Find how many lines in the data below mention "What". Give the number only.
# start of Data extract
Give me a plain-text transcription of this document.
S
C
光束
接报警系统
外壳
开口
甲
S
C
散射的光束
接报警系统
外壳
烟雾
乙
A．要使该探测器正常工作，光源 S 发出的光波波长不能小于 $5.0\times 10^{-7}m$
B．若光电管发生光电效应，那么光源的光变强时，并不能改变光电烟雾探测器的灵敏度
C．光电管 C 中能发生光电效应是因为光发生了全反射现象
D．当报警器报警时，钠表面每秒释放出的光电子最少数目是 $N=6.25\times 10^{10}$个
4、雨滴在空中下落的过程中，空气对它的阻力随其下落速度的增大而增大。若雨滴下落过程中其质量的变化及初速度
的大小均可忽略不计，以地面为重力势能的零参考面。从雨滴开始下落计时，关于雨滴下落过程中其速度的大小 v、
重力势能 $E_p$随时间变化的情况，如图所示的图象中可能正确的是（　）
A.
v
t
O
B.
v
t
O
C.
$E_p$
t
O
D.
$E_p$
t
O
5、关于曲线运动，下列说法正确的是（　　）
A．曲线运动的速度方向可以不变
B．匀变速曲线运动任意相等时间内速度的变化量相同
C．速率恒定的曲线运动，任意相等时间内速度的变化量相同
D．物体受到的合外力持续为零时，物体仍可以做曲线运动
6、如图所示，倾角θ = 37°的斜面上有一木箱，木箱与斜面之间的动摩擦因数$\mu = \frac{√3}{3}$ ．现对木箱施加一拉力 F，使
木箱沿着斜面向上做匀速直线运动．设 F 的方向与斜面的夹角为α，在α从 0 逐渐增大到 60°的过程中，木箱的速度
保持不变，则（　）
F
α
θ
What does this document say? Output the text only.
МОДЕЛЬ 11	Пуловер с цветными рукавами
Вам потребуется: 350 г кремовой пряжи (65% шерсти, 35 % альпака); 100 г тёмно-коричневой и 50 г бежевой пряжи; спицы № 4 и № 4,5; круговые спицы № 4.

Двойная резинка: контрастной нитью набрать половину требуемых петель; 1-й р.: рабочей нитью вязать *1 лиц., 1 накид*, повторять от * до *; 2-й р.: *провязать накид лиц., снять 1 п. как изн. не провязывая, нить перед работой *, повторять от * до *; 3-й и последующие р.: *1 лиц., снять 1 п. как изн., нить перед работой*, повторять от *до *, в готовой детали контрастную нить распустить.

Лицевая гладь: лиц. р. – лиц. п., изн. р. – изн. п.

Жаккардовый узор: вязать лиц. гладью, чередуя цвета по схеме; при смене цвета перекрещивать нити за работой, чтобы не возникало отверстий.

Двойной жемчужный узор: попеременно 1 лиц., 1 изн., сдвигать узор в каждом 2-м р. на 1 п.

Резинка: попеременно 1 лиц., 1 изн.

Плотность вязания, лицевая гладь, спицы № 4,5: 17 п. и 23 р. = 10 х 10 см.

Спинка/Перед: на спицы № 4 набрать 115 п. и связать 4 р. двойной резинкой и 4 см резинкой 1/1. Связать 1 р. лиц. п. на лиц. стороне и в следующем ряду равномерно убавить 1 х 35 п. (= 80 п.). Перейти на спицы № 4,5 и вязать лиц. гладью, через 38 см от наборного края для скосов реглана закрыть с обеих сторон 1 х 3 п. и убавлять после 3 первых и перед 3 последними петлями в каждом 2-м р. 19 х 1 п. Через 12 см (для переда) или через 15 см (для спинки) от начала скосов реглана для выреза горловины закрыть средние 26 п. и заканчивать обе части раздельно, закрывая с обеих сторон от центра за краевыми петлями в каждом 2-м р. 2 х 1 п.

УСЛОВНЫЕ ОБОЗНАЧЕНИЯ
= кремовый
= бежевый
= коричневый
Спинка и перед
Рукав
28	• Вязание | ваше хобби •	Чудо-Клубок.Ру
# end of Data extract
# start of Data extract
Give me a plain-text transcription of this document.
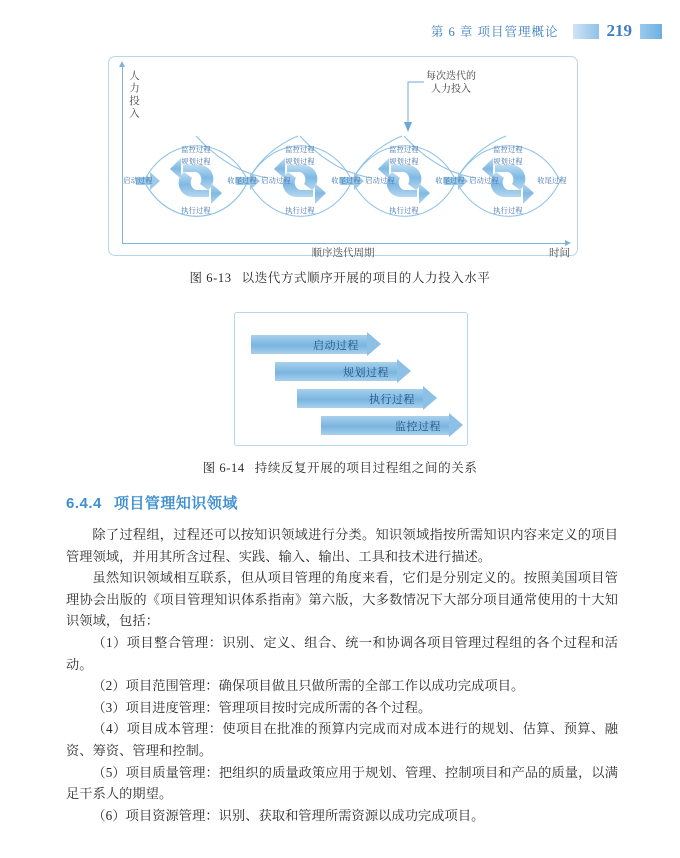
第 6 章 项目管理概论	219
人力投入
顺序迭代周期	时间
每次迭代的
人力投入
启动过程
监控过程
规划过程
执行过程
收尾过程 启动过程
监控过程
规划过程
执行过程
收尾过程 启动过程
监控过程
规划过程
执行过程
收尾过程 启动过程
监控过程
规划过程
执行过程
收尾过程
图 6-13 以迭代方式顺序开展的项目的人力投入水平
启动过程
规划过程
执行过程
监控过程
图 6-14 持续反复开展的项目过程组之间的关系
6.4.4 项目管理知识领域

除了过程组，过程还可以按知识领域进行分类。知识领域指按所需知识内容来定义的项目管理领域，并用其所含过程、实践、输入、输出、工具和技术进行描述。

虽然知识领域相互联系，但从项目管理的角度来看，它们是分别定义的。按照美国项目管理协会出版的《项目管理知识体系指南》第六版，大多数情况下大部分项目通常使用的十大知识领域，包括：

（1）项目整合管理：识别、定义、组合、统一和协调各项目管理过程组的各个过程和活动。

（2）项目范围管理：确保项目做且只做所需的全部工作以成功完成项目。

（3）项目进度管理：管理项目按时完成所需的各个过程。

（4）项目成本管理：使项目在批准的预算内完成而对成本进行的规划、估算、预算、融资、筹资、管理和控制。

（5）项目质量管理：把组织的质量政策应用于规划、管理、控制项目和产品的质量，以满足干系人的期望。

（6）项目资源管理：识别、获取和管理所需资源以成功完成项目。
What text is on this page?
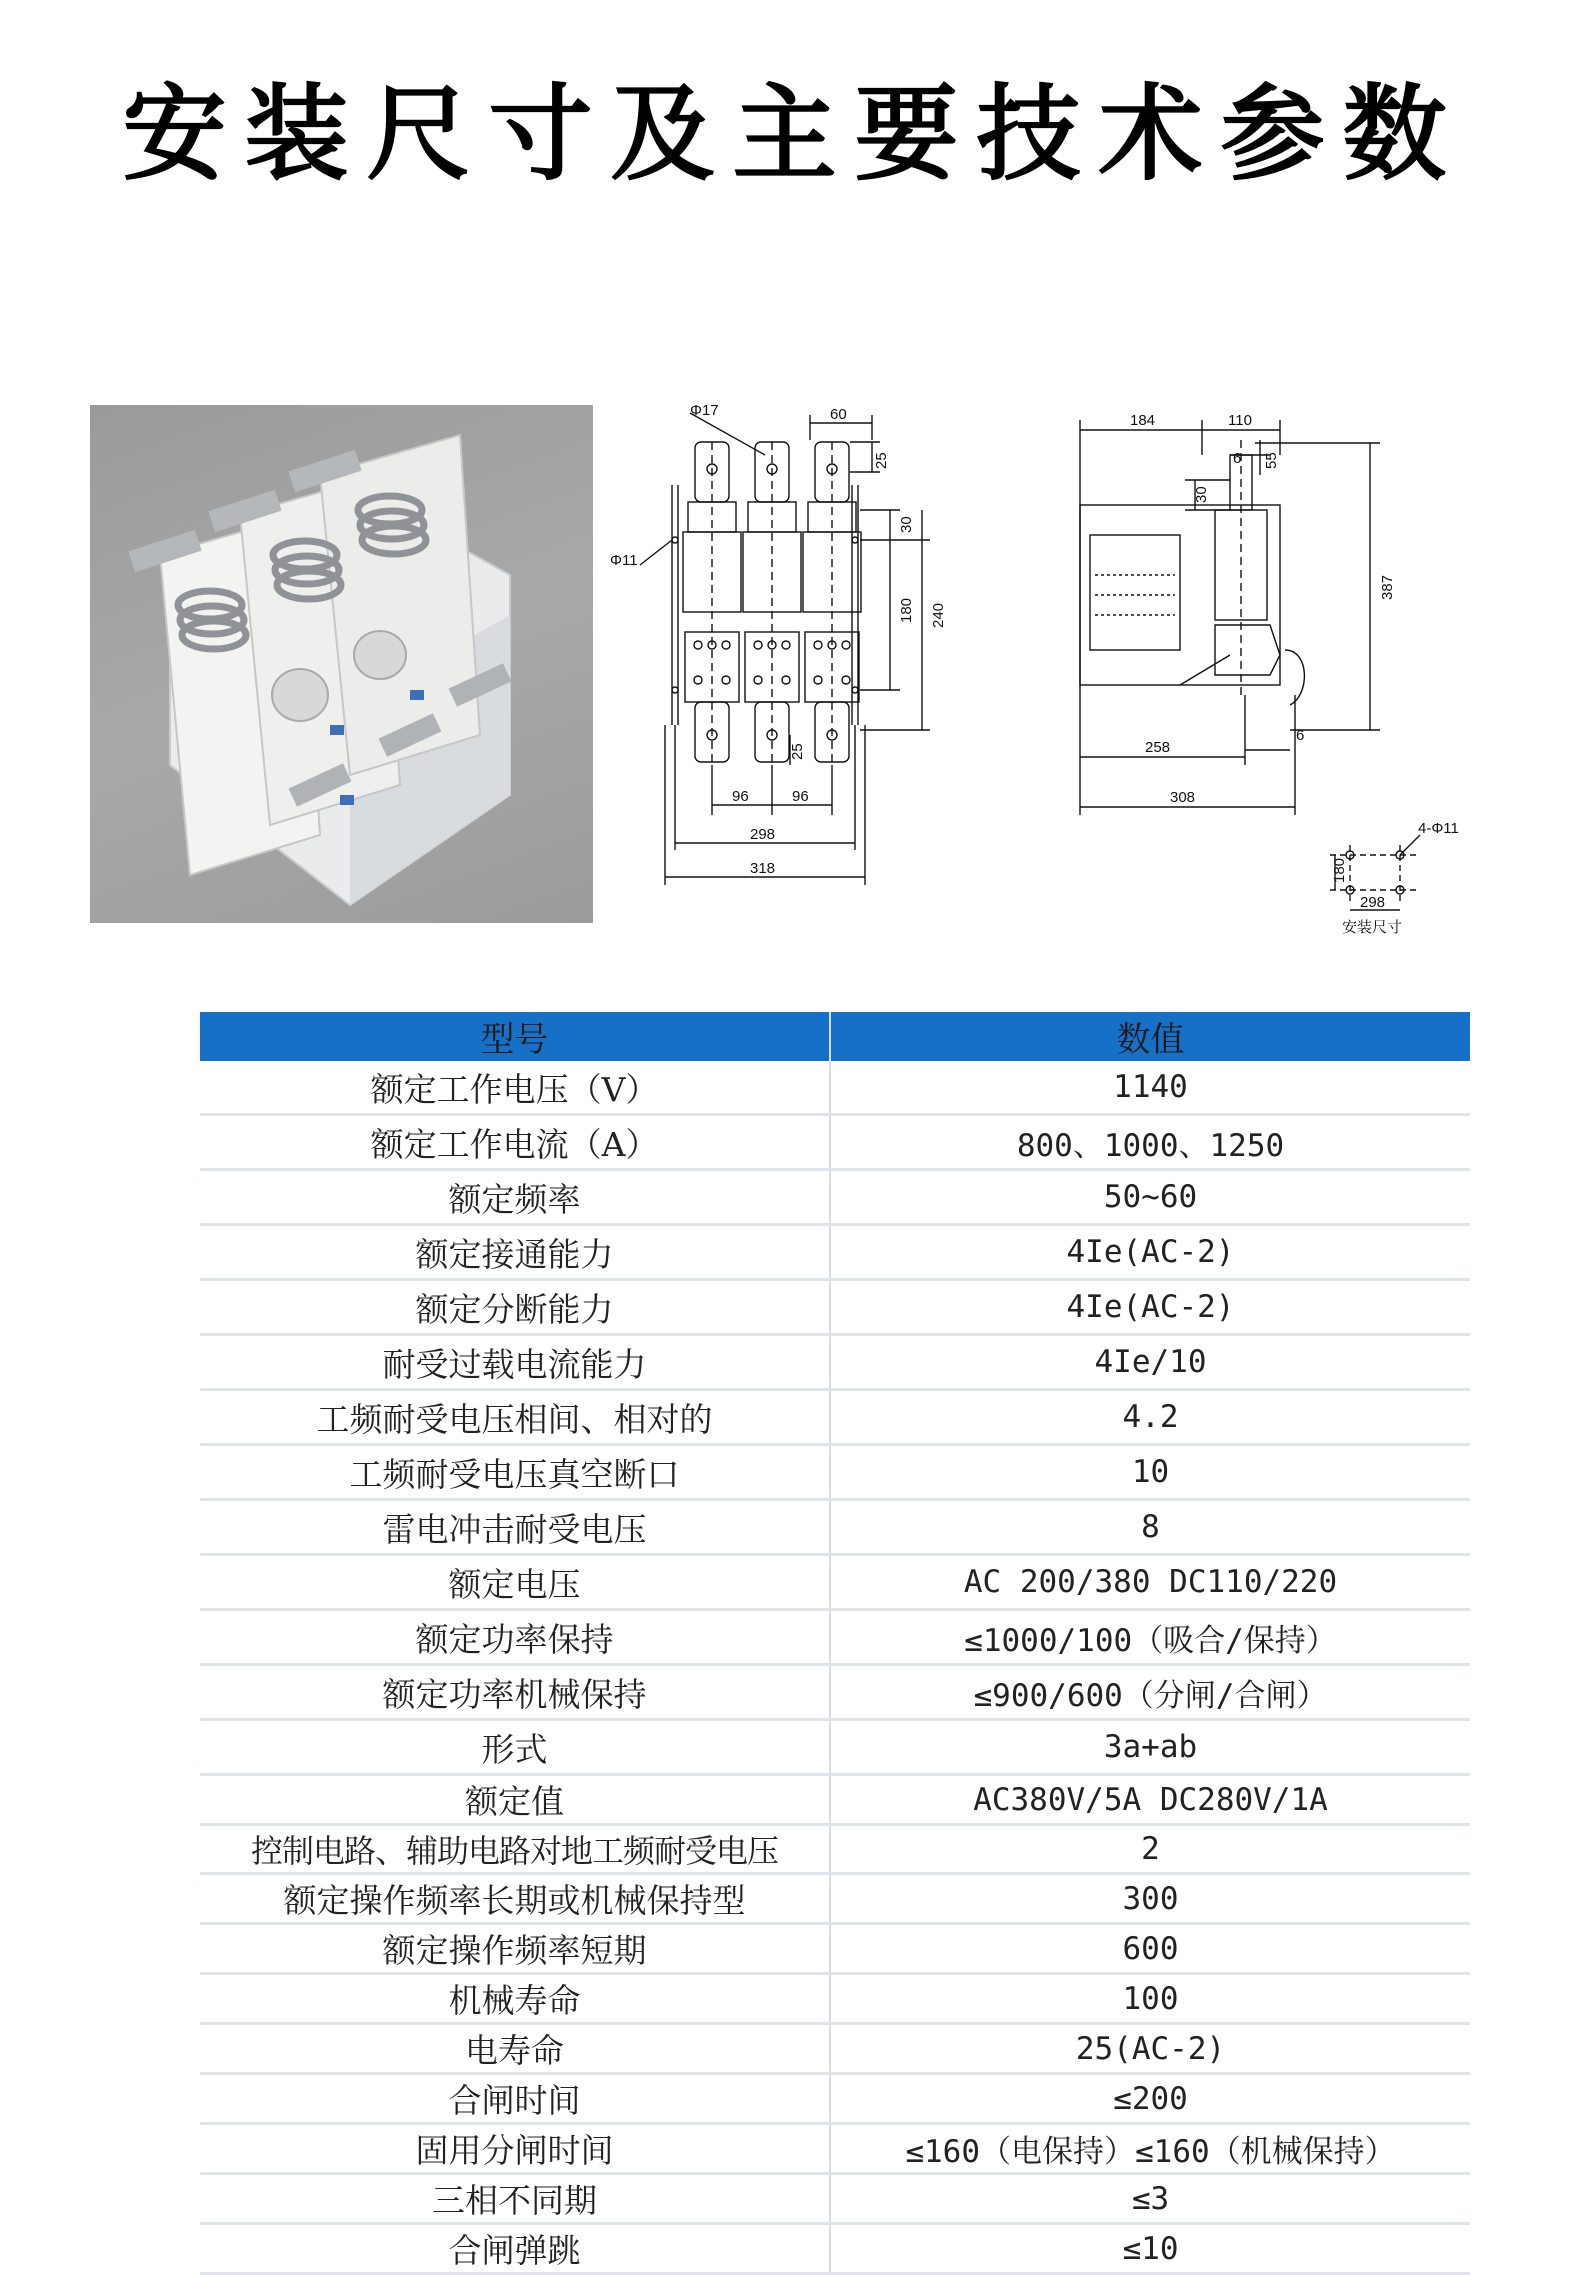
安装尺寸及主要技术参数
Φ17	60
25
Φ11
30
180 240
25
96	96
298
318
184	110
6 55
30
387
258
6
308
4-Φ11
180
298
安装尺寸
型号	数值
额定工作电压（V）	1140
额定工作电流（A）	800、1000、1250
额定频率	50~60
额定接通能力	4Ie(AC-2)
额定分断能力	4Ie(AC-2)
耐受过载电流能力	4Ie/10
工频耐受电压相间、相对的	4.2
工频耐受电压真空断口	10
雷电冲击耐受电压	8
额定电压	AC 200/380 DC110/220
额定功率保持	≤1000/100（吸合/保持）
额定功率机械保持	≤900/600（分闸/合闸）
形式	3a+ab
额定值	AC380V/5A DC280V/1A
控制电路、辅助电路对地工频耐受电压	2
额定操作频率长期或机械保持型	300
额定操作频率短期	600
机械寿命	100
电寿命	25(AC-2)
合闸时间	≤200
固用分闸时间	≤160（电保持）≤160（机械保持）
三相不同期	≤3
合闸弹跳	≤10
# end of Data extract
# start of Data extract
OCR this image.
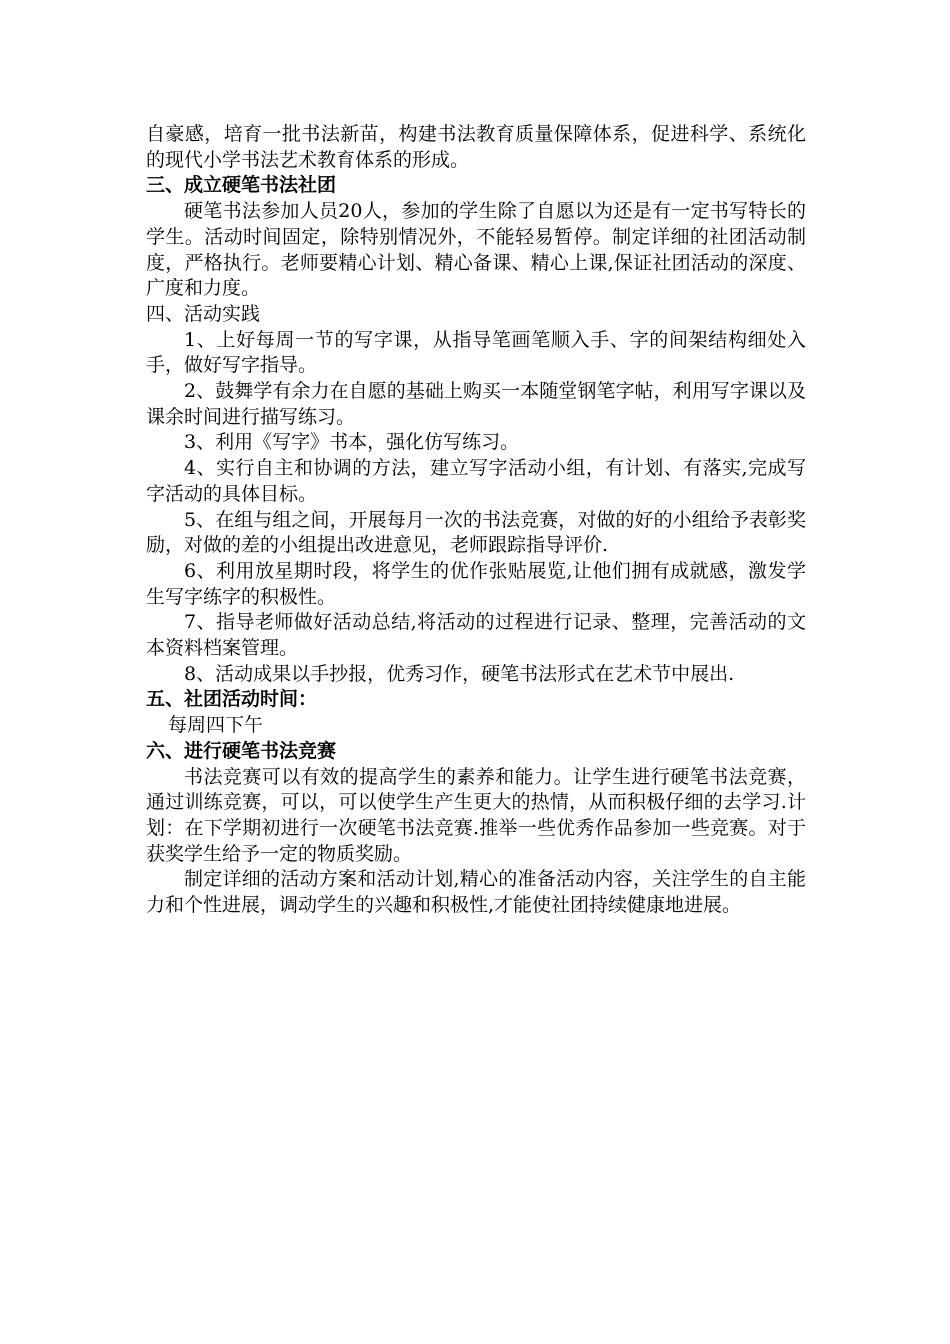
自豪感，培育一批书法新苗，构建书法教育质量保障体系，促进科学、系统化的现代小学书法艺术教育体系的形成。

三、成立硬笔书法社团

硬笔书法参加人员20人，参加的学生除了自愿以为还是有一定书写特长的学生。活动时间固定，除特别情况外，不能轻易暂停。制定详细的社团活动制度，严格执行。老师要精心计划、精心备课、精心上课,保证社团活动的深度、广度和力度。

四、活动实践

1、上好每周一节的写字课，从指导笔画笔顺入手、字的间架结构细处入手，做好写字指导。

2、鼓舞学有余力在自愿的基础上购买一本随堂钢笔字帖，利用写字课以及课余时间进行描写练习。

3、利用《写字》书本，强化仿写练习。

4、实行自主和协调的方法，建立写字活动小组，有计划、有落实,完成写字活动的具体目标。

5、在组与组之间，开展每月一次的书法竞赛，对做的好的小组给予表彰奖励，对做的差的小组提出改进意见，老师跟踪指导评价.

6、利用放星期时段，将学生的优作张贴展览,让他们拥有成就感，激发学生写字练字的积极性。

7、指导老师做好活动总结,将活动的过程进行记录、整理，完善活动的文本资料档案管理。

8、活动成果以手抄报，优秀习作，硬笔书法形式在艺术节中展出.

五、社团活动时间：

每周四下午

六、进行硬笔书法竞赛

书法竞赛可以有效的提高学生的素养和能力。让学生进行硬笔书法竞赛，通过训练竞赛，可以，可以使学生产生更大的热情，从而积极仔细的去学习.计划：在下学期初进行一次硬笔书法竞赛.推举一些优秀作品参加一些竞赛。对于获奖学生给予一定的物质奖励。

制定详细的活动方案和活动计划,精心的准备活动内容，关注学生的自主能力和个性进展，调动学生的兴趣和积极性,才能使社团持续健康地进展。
# end of Data extract
The solution »
2